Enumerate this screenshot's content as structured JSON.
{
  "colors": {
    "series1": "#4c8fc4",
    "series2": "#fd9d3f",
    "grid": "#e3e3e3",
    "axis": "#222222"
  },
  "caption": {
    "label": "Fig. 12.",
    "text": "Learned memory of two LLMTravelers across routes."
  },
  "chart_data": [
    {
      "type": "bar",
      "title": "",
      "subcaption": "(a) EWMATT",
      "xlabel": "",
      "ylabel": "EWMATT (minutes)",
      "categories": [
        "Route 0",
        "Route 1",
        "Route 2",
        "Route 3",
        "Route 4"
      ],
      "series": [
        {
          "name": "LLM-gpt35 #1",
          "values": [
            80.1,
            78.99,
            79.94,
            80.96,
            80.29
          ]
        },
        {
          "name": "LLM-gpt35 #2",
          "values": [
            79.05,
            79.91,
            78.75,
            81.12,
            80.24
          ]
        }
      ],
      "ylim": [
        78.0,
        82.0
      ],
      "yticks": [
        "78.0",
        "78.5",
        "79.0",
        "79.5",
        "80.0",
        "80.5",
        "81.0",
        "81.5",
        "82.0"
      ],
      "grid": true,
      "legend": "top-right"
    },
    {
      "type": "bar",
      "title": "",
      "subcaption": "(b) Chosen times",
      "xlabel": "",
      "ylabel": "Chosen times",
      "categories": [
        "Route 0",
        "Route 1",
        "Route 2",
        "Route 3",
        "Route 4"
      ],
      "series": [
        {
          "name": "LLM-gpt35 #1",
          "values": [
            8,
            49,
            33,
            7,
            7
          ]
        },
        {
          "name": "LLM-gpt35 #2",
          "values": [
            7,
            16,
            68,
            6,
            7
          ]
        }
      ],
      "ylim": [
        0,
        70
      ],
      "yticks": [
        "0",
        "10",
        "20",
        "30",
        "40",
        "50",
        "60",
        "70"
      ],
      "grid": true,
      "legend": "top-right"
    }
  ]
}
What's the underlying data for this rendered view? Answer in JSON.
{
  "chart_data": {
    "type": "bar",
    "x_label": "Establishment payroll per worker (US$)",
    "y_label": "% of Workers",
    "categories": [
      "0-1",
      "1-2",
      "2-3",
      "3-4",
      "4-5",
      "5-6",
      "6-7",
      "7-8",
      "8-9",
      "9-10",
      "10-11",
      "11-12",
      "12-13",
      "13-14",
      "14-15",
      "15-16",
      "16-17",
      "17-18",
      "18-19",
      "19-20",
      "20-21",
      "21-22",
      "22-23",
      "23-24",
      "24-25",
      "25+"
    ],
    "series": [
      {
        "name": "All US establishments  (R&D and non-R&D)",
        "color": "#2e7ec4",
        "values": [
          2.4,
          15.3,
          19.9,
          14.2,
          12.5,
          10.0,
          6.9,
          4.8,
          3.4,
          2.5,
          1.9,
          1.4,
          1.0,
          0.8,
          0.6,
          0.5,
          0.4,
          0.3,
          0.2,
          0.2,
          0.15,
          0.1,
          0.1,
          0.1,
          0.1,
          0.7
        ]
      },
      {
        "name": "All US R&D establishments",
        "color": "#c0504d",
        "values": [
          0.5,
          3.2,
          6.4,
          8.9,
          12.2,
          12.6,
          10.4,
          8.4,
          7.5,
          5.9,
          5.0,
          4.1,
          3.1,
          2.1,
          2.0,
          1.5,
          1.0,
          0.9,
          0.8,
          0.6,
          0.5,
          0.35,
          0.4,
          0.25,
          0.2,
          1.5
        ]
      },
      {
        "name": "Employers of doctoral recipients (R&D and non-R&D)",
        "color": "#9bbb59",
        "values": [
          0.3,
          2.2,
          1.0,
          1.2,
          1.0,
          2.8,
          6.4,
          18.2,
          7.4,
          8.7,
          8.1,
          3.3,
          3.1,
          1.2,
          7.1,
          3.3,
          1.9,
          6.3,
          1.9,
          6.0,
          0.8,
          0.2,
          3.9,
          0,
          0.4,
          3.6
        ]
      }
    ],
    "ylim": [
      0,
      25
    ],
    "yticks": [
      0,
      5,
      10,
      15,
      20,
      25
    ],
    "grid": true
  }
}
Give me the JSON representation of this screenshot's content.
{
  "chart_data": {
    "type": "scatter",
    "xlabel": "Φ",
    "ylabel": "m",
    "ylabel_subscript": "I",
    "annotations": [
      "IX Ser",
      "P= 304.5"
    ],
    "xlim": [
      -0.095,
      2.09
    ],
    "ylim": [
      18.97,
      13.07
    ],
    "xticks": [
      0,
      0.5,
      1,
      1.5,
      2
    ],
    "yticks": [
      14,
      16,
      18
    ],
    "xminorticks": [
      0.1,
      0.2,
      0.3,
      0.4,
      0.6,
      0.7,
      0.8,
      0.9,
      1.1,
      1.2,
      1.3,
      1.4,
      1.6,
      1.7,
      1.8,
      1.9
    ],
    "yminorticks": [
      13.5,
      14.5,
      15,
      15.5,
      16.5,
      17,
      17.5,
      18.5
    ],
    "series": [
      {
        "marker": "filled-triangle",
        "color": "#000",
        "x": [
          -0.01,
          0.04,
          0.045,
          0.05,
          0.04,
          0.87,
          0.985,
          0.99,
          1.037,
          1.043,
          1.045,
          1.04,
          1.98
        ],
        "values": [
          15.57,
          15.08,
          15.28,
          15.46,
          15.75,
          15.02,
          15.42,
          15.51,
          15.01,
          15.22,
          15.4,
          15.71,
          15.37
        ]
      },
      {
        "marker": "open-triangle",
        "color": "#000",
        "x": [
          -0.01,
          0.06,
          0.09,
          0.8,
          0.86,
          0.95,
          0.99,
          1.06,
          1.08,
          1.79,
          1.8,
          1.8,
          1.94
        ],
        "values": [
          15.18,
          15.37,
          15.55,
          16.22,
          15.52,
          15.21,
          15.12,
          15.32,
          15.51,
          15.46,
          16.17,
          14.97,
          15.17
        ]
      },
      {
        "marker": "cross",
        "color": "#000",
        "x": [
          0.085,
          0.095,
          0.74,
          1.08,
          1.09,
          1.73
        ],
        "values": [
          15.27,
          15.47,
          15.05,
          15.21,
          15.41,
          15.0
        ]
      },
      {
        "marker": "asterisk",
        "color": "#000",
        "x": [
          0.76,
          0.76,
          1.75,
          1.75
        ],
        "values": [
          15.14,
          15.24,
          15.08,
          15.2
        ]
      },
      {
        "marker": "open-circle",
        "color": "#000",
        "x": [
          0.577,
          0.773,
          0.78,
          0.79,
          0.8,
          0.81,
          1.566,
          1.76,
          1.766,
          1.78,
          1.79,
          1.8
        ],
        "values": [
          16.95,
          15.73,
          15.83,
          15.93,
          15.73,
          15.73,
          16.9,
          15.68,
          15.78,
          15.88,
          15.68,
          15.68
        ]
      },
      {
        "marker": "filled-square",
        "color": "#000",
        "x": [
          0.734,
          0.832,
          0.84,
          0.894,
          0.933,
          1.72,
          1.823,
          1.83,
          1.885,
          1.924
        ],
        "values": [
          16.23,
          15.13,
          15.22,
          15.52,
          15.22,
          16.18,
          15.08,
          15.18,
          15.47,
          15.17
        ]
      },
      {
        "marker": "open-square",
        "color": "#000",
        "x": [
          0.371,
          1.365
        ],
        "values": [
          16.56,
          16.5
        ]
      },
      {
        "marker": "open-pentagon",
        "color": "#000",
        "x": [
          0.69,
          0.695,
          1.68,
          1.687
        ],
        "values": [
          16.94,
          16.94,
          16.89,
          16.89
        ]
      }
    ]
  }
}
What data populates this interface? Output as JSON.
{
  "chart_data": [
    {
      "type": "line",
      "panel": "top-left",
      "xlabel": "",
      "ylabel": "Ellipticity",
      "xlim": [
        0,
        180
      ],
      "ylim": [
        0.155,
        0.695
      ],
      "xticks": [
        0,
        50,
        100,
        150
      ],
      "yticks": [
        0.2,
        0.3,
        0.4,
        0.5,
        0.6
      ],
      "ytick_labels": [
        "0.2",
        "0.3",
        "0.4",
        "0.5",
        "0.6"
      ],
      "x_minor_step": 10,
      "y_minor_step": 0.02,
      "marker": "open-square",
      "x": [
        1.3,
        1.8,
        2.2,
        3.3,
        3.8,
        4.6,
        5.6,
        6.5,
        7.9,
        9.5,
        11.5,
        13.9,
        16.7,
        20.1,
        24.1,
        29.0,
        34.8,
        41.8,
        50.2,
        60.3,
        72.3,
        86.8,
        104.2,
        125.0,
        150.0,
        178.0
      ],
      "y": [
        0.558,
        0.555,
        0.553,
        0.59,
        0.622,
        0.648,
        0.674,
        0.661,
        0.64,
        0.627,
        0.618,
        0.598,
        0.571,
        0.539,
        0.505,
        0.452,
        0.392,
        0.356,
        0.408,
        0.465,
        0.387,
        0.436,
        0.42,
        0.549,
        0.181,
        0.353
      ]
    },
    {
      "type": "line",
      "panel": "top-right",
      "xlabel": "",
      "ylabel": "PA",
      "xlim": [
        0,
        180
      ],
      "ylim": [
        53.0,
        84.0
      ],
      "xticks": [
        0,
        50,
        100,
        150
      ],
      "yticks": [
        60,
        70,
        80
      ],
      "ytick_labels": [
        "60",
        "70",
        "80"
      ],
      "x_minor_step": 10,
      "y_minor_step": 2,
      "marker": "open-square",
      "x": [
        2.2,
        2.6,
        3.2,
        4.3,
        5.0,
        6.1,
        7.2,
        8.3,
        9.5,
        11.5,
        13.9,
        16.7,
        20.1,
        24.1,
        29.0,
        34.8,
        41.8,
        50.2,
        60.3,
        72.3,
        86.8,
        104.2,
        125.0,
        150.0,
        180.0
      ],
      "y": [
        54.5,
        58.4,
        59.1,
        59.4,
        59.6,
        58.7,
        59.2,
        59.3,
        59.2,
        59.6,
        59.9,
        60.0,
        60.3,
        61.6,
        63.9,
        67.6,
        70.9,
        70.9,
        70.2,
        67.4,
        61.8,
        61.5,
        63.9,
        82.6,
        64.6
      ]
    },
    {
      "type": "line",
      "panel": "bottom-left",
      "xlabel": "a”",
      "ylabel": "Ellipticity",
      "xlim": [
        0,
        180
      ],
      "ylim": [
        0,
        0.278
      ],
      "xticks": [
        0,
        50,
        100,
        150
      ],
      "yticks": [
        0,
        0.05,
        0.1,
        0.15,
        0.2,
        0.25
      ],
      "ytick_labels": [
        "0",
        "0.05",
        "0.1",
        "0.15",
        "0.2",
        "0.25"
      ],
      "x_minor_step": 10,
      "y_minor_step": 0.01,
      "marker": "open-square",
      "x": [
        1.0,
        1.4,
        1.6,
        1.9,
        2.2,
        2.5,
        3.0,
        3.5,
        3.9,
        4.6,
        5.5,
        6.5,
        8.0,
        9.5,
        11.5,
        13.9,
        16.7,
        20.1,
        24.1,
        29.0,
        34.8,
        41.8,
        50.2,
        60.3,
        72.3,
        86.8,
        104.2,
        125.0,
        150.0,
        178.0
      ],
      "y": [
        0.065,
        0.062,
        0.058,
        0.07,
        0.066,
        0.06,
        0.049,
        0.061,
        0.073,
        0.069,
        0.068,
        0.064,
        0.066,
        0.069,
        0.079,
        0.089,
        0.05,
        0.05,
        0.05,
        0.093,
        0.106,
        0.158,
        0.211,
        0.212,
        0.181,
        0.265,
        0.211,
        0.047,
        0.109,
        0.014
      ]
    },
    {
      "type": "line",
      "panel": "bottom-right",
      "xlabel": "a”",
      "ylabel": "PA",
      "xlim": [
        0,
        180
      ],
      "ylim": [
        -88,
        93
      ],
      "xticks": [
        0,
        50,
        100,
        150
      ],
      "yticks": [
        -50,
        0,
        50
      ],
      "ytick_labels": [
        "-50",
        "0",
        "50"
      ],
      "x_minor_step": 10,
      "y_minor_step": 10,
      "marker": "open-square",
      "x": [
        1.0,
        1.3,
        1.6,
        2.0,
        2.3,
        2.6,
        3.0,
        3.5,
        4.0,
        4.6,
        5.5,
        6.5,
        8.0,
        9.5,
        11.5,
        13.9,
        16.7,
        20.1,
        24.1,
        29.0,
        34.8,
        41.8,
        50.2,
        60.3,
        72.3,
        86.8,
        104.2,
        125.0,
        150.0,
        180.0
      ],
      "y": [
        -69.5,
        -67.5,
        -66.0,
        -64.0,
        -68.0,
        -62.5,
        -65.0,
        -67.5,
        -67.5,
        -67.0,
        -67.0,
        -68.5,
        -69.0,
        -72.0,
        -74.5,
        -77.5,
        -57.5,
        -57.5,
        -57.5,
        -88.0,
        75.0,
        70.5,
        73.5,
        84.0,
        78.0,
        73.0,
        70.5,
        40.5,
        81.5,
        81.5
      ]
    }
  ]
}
────────────────────────────────────────
* **EXERCISE GOAL**: What is the number of lines above that hold the string "establishments"? Answer with that number alone.

* **RESULT BELOW**: 2